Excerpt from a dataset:
•••

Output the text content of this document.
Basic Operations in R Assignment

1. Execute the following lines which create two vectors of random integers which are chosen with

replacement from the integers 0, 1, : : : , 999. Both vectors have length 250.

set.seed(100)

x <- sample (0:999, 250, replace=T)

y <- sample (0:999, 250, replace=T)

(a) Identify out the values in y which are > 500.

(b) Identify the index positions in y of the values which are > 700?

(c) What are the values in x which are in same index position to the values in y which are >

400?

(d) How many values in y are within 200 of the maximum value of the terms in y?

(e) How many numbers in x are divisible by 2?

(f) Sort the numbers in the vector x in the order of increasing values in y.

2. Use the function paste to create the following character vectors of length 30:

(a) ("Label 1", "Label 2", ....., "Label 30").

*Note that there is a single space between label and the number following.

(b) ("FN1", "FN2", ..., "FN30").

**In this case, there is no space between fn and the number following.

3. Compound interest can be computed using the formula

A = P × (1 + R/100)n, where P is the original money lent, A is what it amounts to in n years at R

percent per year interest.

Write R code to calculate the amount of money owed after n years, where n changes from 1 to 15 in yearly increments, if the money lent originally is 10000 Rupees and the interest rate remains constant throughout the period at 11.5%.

•••

AIM OF THE EXERCISE:
State the count of lines holding the string "interest" in the listing above, and nothing else.

IN RESPONSE:
3